>> START LISTING
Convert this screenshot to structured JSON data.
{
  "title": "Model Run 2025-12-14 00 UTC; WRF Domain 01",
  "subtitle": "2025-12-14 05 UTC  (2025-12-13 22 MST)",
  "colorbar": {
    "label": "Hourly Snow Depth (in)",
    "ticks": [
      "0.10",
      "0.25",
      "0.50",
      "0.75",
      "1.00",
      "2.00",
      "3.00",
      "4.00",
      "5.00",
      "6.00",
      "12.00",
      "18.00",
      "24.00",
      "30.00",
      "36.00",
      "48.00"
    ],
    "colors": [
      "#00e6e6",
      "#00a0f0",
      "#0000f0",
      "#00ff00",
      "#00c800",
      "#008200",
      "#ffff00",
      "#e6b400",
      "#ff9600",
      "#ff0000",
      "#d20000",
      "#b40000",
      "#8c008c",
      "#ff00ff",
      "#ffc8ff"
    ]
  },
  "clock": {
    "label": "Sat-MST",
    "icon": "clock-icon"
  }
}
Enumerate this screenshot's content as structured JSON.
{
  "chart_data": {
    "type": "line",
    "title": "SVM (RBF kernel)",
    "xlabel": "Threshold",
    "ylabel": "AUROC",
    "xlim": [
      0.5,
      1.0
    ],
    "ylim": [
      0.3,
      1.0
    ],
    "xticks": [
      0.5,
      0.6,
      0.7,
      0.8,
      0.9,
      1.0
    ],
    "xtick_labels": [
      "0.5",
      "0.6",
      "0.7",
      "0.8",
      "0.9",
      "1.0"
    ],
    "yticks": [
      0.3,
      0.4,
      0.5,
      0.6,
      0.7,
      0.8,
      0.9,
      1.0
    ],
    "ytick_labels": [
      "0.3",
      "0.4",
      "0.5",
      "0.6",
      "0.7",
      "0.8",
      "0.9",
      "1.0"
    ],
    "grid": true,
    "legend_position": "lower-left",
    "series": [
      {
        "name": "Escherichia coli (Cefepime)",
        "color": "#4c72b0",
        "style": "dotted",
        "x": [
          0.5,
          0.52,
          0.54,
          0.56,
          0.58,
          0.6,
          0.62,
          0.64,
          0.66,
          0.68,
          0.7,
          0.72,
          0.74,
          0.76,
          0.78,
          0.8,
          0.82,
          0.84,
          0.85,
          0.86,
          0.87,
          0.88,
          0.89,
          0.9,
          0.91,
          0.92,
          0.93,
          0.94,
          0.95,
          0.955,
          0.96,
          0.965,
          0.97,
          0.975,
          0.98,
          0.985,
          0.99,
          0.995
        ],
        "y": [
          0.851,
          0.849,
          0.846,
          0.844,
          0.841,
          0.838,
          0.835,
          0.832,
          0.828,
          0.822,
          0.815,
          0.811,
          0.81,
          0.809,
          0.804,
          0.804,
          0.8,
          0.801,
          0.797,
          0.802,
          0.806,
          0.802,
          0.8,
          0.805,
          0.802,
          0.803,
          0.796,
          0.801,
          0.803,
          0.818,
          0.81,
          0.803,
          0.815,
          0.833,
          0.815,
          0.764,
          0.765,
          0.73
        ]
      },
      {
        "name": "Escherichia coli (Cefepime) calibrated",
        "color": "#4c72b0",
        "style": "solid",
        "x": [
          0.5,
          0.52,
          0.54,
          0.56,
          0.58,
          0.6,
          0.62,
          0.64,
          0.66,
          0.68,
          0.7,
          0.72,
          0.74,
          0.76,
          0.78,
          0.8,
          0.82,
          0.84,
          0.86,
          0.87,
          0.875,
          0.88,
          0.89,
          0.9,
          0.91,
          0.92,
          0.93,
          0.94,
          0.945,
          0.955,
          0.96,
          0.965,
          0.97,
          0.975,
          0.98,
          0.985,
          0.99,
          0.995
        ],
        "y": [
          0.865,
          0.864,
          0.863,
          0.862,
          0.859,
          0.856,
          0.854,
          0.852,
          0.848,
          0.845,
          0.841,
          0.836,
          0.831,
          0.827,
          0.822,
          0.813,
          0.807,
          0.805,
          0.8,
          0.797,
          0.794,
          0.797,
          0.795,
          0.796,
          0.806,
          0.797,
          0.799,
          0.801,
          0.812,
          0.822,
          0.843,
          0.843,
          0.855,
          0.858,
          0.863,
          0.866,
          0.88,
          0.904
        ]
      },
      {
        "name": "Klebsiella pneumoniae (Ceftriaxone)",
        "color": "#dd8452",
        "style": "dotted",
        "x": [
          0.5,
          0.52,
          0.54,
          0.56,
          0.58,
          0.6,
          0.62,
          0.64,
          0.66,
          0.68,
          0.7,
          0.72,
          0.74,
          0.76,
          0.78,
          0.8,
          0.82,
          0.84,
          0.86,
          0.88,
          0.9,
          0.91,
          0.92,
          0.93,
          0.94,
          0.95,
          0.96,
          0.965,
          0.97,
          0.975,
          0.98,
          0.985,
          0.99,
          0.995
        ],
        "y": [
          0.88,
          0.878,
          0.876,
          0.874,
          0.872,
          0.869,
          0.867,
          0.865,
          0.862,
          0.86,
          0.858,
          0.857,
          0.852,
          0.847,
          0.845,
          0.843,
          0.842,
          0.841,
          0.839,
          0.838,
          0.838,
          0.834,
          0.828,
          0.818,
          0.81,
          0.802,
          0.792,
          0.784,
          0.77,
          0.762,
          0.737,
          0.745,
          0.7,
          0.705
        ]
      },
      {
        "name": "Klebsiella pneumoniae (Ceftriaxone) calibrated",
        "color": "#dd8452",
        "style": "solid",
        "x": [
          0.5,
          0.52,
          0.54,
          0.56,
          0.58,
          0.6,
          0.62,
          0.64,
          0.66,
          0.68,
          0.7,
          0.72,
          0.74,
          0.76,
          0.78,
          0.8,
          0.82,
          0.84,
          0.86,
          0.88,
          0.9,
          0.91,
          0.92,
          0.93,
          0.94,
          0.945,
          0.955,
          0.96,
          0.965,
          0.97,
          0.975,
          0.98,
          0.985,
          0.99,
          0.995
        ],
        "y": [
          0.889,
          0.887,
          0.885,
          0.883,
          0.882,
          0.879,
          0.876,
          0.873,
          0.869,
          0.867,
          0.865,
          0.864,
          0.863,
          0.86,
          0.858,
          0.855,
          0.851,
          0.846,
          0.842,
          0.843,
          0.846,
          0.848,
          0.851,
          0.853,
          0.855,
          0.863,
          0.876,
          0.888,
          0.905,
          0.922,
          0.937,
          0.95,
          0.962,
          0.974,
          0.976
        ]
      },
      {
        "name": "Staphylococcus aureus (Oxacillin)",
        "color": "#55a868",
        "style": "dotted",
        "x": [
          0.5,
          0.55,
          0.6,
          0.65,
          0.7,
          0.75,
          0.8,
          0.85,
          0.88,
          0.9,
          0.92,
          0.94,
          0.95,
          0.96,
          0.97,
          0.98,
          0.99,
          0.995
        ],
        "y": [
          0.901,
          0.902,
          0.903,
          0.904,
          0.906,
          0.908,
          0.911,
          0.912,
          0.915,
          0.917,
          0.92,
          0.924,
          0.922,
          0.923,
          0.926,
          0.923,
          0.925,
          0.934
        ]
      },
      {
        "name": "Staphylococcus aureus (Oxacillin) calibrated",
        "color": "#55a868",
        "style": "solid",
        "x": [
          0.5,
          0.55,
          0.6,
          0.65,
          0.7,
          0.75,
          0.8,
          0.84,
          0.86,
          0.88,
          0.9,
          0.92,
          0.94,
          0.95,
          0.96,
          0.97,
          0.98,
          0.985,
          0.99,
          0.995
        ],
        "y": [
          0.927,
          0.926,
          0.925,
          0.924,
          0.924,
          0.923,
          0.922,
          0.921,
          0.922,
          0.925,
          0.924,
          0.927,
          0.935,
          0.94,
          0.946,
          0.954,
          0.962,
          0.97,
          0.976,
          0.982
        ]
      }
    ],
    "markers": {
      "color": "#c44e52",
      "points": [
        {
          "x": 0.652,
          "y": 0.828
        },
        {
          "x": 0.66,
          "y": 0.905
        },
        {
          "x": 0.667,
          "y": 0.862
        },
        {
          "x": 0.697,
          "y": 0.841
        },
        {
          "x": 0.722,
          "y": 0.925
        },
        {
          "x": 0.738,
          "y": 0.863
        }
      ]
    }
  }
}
>> END LISTING
• [SHORT EXERCISE]
In the entries above, identify every line with the word "calibrated". Copy those lines.

• [EXERCISE OUTPUT]
        "name": "Escherichia coli (Cefepime) calibrated",
        "name": "Klebsiella pneumoniae (Ceftriaxone) calibrated",
        "name": "Staphylococcus aureus (Oxacillin) calibrated",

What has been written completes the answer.